Items from a dataset:
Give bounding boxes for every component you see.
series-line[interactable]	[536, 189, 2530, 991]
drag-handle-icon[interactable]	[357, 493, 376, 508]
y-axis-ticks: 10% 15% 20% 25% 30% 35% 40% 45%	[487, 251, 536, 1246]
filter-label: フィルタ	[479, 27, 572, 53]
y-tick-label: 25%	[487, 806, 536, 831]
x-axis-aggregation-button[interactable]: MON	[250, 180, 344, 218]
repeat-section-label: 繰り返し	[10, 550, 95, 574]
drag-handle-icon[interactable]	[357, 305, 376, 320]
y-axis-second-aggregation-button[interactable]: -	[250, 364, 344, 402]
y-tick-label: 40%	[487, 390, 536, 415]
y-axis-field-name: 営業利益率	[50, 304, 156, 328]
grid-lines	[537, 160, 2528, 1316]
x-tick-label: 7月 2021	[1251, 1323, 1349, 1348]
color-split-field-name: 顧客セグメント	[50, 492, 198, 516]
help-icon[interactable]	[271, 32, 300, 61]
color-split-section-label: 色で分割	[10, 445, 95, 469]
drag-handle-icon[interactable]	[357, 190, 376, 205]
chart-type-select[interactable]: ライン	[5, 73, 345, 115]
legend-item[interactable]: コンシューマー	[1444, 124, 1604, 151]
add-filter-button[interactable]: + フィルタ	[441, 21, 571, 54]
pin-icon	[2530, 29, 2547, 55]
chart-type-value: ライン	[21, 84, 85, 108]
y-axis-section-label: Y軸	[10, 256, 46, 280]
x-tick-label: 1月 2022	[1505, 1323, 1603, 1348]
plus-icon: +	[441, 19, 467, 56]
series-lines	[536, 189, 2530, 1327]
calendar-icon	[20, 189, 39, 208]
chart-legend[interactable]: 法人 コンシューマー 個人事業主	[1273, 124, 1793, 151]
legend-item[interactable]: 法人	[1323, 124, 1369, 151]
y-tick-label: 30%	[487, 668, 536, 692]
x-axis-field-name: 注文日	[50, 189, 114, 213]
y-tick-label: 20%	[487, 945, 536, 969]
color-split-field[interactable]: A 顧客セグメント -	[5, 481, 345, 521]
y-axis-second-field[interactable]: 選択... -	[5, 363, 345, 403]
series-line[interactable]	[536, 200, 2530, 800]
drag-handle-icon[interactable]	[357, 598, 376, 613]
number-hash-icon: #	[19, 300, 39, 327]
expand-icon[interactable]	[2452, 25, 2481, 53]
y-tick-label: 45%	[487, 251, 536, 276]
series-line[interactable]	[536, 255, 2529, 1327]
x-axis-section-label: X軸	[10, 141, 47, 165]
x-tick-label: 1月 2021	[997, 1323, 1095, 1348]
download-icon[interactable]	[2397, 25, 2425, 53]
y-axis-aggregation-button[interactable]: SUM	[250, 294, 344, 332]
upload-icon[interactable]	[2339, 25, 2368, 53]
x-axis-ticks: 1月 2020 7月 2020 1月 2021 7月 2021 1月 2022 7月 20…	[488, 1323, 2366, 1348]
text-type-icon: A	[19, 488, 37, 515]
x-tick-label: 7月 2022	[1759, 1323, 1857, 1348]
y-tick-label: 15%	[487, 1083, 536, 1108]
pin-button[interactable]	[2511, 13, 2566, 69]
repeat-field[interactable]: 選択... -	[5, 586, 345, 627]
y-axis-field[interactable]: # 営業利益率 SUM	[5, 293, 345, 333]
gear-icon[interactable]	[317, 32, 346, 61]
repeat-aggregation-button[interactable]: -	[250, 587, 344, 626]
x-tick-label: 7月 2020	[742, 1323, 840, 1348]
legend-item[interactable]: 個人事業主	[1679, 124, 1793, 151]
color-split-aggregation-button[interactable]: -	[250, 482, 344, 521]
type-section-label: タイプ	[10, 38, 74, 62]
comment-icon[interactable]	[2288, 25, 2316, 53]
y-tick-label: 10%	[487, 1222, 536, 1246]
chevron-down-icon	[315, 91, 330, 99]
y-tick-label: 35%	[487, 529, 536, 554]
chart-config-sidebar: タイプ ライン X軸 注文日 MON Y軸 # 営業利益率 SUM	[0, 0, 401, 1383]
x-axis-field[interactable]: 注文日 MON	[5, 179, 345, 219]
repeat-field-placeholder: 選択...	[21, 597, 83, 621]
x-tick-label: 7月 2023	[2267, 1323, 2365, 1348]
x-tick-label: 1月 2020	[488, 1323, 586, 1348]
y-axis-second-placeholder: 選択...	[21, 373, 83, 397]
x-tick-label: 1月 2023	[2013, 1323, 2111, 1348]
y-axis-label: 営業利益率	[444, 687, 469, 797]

● **INSTRUCTIONS TO FOLLOW**
Revise the records from the beginning up to and including the line containing "84, 85, 108]", changing "drag-handle-icon" to "grip-icon" and leaving everything else as it is.

● **RESULT OF THIS EXERCISE**
Give bounding boxes for every component you see.
series-line[interactable]	[536, 189, 2530, 991]
grip-icon[interactable]	[357, 493, 376, 508]
y-axis-ticks: 10% 15% 20% 25% 30% 35% 40% 45%	[487, 251, 536, 1246]
filter-label: フィルタ	[479, 27, 572, 53]
y-tick-label: 25%	[487, 806, 536, 831]
x-axis-aggregation-button[interactable]: MON	[250, 180, 344, 218]
repeat-section-label: 繰り返し	[10, 550, 95, 574]
grip-icon[interactable]	[357, 305, 376, 320]
y-axis-second-aggregation-button[interactable]: -	[250, 364, 344, 402]
y-tick-label: 40%	[487, 390, 536, 415]
y-axis-field-name: 営業利益率	[50, 304, 156, 328]
grid-lines	[537, 160, 2528, 1316]
x-tick-label: 7月 2021	[1251, 1323, 1349, 1348]
color-split-field-name: 顧客セグメント	[50, 492, 198, 516]
help-icon[interactable]	[271, 32, 300, 61]
color-split-section-label: 色で分割	[10, 445, 95, 469]
grip-icon[interactable]	[357, 190, 376, 205]
chart-type-select[interactable]: ライン	[5, 73, 345, 115]
legend-item[interactable]: コンシューマー	[1444, 124, 1604, 151]
add-filter-button[interactable]: + フィルタ	[441, 21, 571, 54]
pin-icon	[2530, 29, 2547, 55]
chart-type-value: ライン	[21, 84, 85, 108]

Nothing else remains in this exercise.